STATED PROBLEM: Gather every line in the listing below that contains the word "rotor" and copy each one out.

Collected data entries

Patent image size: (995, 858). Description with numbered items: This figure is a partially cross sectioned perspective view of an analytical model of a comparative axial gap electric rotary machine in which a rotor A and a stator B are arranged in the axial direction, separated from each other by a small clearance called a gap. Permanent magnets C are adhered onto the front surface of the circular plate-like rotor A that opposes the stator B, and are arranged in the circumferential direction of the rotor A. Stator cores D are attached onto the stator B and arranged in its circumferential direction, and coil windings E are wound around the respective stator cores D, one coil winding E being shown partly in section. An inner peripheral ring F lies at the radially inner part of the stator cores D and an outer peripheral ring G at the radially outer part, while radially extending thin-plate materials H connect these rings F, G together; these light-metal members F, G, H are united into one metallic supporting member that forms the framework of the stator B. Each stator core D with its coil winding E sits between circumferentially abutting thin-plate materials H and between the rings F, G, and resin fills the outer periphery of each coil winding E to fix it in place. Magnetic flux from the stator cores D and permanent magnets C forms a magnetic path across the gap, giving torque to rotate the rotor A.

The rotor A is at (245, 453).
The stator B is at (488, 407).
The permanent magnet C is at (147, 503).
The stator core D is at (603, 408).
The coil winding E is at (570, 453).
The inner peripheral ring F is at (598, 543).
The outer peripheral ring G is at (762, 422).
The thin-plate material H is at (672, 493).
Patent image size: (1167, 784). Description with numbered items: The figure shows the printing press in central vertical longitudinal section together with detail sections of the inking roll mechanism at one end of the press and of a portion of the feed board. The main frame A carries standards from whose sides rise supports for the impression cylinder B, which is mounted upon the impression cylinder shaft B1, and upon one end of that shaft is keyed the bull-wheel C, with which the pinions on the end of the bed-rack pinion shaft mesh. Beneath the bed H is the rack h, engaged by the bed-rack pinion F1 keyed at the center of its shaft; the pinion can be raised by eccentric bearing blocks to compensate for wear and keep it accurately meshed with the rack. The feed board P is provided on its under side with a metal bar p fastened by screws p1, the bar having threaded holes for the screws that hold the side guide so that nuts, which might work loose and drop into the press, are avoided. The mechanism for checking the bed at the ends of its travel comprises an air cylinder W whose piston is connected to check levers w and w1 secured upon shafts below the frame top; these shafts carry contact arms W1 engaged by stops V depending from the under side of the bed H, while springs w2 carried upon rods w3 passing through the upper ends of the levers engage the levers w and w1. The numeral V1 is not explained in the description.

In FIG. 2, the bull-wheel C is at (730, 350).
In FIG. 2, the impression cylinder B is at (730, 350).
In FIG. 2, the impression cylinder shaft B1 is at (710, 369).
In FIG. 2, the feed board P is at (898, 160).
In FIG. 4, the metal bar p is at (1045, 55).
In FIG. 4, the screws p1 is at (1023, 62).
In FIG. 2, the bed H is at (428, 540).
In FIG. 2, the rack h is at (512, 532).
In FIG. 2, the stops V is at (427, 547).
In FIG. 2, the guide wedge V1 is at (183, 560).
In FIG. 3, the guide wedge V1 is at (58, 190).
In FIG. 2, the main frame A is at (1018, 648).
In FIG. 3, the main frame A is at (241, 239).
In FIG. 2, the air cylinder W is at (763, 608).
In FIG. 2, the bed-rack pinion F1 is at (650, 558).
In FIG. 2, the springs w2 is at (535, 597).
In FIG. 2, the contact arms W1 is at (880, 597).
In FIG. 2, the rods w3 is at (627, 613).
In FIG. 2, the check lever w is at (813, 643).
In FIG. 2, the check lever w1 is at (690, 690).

ANSWER FOR THIS EXERCISE:
Patent image size: (995, 858). Description with numbered items: This figure is a partially cross sectioned perspective view of an analytical model of a comparative axial gap electric rotary machine in which a rotor A and a stator B are arranged in the axial direction, separated from each other by a small clearance called a gap. Permanent magnets C are adhered onto the front surface of the circular plate-like rotor A that opposes the stator B, and are arranged in the circumferential direction of the rotor A. Stator cores D are attached onto the stator B and arranged in its circumferential direction, and coil windings E are wound around the respective stator cores D, one coil winding E being shown partly in section. An inner peripheral ring F lies at the radially inner part of the stator cores D and an outer peripheral ring G at the radially outer part, while radially extending thin-plate materials H connect these rings F, G together; these light-metal members F, G, H are united into one metallic supporting member that forms the framework of the stator B. Each stator core D with its coil winding E sits between circumferentially abutting thin-plate materials H and between the rings F, G, and resin fills the outer periphery of each coil winding E to fix it in place. Magnetic flux from the stator cores D and permanent magnets C forms a magnetic path across the gap, giving torque to rotate the rotor A.
The rotor A is at (245, 453).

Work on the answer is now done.